= Given exercise =
Repeat the lines that follow, leaving nothing out.

= Source records =
######

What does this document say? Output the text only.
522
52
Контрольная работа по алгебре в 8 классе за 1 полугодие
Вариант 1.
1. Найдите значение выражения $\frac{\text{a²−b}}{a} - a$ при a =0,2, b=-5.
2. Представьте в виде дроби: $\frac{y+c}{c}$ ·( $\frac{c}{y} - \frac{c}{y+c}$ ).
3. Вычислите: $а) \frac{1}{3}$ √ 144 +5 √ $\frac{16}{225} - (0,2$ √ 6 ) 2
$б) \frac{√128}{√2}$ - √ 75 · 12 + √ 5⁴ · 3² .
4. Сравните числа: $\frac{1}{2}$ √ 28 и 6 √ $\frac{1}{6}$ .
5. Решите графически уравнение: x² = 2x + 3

######

= Completed task =
What does this document say? Output the text only.
522
52
Контрольная работа по алгебре в 8 классе за 1 полугодие
Вариант 1.
1. Найдите значение выражения $\frac{\text{a²−b}}{a} - a$ при a =0,2, b=-5.
2. Представьте в виде дроби: $\frac{y+c}{c}$ ·( $\frac{c}{y} - \frac{c}{y+c}$ ).
3. Вычислите: $а) \frac{1}{3}$ √ 144 +5 √ $\frac{16}{225} - (0,2$ √ 6 ) 2
$б) \frac{√128}{√2}$ - √ 75 · 12 + √ 5⁴ · 3² .
4. Сравните числа: $\frac{1}{2}$ √ 28 и 6 √ $\frac{1}{6}$ .
5. Решите графически уравнение: x² = 2x + 3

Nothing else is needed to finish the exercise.